* _Aim_: Copy each line below that contains "USDJPY".

* _Supplied records_:
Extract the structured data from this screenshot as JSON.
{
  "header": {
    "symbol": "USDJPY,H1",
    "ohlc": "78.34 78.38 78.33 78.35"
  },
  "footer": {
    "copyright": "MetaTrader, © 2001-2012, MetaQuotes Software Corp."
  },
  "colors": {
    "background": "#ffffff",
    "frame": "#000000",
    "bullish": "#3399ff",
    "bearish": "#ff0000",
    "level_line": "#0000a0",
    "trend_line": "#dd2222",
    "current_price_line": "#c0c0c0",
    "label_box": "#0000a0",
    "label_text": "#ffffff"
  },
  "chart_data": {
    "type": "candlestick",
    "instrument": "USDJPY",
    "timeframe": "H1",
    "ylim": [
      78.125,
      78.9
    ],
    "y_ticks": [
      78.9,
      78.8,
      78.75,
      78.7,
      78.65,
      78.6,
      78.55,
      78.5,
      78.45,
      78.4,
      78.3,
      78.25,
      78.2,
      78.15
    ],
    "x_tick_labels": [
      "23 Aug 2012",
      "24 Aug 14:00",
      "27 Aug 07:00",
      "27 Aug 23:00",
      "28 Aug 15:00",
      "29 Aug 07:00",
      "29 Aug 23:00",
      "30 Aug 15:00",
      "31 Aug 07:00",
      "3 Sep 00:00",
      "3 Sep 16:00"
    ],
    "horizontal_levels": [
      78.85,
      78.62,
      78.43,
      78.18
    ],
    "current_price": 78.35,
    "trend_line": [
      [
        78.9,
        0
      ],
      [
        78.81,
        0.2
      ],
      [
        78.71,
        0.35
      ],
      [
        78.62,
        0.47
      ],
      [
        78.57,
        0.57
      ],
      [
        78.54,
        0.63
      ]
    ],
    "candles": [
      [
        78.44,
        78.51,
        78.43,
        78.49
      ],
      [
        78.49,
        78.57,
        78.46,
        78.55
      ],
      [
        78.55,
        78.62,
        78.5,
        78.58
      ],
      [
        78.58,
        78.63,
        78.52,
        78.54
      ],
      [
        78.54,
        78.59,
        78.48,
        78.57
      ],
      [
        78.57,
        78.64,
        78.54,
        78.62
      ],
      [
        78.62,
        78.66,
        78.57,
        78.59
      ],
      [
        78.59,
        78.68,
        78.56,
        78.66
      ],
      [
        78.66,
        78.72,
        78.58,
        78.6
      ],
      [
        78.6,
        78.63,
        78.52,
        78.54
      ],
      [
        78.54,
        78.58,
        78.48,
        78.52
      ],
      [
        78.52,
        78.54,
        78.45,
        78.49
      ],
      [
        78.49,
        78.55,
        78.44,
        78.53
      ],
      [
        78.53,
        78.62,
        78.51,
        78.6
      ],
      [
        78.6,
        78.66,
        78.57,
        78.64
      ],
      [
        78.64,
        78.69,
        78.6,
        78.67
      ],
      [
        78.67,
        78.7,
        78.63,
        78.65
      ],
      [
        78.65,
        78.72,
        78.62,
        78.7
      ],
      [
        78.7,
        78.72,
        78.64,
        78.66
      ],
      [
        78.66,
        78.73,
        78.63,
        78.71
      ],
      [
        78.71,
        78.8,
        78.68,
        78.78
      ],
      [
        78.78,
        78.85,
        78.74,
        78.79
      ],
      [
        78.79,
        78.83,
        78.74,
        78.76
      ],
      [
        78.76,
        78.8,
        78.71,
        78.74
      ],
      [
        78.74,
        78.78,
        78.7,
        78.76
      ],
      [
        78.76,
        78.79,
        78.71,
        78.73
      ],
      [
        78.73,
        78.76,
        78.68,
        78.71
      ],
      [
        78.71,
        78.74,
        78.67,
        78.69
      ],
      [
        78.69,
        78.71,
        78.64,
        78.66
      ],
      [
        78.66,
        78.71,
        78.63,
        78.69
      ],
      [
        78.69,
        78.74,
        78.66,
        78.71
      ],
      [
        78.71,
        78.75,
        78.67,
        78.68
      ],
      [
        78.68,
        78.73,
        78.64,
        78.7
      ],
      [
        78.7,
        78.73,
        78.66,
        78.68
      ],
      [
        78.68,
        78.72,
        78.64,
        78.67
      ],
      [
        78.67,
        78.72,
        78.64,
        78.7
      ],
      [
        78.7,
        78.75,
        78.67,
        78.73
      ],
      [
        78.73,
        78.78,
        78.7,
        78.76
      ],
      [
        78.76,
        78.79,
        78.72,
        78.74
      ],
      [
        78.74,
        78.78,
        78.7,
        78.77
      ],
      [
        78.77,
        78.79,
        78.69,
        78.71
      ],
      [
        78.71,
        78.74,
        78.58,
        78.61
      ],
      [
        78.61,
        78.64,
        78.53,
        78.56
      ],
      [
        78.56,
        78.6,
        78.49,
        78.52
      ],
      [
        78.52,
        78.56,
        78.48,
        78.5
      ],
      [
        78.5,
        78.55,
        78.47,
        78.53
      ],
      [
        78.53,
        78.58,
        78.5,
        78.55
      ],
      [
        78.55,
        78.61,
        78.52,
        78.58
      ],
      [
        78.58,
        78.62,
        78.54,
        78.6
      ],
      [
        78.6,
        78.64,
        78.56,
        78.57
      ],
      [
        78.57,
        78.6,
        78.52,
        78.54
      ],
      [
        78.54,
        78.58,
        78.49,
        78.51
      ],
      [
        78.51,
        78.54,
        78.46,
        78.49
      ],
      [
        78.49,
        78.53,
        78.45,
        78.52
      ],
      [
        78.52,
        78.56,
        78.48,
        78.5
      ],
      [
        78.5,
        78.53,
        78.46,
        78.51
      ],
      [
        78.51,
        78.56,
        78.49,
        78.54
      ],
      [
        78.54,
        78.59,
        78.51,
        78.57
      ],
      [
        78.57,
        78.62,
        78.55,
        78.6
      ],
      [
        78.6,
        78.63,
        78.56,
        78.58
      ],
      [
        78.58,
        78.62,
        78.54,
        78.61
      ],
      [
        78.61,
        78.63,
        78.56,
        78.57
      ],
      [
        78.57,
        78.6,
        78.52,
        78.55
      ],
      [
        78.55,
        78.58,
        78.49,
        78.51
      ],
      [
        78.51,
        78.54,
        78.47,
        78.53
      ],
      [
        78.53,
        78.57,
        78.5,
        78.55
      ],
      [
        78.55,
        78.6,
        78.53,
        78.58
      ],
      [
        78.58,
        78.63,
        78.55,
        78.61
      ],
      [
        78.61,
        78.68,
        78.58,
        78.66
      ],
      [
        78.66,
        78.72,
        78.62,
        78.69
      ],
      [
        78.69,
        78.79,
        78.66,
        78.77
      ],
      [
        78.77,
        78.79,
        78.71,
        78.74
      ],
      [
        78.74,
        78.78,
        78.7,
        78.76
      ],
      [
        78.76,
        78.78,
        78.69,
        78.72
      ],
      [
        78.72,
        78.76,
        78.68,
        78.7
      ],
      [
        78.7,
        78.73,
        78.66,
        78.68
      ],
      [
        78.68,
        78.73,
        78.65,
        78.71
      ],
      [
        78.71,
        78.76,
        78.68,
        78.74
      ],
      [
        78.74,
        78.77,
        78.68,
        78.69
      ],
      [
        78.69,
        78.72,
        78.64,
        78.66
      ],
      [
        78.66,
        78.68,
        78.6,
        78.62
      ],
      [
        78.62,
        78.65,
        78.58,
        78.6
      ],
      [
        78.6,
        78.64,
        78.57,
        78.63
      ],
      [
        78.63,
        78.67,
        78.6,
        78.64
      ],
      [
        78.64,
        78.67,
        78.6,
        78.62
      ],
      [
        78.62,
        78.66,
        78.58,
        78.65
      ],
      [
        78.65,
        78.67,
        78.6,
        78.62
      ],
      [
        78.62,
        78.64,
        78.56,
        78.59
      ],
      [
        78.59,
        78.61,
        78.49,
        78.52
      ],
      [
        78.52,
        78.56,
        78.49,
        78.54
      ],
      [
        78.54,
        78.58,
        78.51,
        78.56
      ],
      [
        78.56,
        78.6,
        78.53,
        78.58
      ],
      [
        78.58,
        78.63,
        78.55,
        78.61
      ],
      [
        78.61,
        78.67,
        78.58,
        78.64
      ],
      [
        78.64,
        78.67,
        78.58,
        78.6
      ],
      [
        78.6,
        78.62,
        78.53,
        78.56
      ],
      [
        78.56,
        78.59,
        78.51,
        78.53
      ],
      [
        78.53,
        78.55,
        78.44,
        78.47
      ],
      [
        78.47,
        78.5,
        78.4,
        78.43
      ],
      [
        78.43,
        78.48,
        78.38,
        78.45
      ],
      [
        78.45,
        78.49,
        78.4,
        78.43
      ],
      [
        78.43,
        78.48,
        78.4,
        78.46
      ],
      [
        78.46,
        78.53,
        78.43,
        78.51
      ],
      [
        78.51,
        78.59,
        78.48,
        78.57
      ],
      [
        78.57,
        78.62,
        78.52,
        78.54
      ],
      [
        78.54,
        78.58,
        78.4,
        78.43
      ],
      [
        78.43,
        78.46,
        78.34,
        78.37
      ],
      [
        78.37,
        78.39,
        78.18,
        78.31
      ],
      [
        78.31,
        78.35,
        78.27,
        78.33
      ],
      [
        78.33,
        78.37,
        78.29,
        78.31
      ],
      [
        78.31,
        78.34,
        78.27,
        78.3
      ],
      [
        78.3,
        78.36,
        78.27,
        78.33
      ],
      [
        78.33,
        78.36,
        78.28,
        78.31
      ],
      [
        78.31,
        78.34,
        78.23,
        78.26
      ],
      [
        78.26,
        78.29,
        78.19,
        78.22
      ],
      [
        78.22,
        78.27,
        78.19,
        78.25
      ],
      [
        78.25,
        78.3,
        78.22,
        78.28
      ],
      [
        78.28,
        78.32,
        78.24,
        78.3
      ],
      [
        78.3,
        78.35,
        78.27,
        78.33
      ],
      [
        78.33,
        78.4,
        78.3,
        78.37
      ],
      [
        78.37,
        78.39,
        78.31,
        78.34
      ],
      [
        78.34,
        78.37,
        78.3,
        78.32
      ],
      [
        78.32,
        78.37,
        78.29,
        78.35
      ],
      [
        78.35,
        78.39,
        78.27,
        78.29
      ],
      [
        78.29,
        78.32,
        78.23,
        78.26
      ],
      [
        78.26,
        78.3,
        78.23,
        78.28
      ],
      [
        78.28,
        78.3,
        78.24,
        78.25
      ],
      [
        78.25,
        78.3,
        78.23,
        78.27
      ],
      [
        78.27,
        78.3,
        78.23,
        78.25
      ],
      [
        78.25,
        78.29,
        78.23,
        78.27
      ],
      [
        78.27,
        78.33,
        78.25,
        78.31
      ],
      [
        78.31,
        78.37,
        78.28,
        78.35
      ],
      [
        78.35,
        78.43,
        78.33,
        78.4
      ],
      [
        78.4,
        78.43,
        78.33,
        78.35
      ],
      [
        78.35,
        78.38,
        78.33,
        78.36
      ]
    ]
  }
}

* _Solution below_:
    "symbol": "USDJPY,H1",
    "instrument": "USDJPY",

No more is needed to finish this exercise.